## What you should do
Extract all lines that hold "按投资者加权利率" from the records below.

Source records
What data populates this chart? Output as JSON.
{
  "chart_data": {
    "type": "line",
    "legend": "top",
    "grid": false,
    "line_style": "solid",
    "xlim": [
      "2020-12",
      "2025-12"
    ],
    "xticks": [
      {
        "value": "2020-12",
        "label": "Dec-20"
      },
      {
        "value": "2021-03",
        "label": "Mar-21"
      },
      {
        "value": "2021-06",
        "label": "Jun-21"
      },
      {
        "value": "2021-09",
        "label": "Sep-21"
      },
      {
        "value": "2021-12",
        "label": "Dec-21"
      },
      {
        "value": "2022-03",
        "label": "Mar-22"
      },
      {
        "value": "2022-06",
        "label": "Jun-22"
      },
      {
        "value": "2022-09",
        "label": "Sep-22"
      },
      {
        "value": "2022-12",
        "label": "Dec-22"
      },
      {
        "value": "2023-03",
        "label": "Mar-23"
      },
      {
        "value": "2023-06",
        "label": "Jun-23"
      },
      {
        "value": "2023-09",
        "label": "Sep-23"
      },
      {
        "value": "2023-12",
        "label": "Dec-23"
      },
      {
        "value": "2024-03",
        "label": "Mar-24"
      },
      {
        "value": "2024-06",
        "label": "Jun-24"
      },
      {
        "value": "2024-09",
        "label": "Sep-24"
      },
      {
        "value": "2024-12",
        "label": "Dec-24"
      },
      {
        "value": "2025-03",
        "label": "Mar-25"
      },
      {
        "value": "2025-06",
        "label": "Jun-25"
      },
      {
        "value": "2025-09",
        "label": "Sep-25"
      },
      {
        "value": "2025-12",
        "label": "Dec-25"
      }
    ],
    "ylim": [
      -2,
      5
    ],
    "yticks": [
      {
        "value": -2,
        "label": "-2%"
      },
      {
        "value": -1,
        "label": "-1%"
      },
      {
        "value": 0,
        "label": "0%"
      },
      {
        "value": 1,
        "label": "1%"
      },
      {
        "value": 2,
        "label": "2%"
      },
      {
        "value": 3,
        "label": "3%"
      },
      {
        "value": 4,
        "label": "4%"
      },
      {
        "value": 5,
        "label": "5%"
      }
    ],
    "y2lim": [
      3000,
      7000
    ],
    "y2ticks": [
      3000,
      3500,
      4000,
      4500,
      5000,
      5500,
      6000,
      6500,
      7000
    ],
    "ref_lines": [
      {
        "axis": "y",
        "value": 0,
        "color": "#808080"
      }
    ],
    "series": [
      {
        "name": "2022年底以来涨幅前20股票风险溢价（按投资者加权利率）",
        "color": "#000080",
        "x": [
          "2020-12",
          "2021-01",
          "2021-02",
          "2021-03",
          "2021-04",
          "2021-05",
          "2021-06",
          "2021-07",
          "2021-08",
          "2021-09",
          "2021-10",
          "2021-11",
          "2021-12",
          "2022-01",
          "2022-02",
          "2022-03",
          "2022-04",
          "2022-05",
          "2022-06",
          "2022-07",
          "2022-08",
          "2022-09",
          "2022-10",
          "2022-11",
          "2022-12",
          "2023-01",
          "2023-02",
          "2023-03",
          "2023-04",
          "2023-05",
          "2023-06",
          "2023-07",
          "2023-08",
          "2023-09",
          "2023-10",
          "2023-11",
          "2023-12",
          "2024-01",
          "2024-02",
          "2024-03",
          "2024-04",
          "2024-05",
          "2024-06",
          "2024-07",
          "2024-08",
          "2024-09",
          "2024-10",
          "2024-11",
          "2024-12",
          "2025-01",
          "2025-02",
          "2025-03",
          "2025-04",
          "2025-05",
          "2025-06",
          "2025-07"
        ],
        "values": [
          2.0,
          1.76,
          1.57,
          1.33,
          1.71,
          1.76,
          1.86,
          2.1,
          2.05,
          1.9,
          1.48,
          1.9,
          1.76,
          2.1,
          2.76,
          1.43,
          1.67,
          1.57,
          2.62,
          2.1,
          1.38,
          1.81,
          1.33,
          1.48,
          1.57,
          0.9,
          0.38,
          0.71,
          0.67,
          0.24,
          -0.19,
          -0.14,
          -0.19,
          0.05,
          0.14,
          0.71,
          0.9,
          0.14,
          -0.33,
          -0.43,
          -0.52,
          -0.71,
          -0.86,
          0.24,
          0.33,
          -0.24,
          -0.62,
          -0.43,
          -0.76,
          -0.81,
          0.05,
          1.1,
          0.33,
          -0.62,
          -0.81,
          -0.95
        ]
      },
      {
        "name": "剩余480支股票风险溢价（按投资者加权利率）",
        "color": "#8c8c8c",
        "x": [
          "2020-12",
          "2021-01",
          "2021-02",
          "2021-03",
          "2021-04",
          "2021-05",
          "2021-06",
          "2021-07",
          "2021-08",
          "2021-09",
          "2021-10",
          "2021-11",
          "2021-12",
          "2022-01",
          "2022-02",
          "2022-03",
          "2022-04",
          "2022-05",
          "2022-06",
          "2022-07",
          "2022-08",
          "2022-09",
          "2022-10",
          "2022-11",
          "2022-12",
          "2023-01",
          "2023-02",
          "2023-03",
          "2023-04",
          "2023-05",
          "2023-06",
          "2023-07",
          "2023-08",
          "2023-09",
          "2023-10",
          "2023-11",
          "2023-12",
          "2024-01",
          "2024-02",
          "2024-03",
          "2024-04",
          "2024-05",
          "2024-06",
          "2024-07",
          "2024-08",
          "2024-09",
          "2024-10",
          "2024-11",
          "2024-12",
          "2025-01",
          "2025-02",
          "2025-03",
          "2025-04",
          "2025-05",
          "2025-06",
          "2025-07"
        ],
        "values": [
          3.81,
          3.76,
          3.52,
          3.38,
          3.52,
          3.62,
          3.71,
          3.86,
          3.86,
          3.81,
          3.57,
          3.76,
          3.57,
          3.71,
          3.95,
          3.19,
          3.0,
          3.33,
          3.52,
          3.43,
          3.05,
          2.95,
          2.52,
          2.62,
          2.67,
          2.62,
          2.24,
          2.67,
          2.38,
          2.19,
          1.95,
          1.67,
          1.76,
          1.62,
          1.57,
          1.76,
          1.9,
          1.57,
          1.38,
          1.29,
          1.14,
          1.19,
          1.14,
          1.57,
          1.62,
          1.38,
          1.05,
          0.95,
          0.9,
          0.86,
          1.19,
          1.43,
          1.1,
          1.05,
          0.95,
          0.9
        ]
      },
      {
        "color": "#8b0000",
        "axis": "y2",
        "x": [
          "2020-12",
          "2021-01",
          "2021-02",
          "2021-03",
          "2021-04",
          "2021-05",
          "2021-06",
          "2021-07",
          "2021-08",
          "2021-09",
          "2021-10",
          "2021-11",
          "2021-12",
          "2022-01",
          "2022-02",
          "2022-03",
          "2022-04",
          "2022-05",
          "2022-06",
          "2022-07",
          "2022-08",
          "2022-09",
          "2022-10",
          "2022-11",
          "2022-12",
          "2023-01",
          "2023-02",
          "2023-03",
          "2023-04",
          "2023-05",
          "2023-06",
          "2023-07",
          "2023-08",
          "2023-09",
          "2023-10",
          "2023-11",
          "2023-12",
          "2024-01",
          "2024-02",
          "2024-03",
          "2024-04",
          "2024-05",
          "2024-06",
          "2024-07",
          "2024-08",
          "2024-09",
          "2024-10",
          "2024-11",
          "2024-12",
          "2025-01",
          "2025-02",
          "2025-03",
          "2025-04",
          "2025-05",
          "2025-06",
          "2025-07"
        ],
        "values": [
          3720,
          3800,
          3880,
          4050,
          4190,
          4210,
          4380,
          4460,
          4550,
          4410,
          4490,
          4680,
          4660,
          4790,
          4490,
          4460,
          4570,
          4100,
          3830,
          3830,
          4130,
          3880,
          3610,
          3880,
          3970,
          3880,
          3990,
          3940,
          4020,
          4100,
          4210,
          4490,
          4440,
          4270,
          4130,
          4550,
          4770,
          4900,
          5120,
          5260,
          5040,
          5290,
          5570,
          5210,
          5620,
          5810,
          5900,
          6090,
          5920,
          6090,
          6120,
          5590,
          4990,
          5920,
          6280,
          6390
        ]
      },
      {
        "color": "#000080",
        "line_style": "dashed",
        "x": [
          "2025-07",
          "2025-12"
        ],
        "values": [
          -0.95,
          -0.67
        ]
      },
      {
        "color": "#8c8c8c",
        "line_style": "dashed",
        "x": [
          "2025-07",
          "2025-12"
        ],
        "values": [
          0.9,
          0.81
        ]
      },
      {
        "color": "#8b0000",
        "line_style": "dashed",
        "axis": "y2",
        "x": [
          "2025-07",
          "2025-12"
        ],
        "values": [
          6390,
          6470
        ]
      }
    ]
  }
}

## Correct output
        "name": "2022年底以来涨幅前20股票风险溢价（按投资者加权利率）",
        "name": "剩余480支股票风险溢价（按投资者加权利率）",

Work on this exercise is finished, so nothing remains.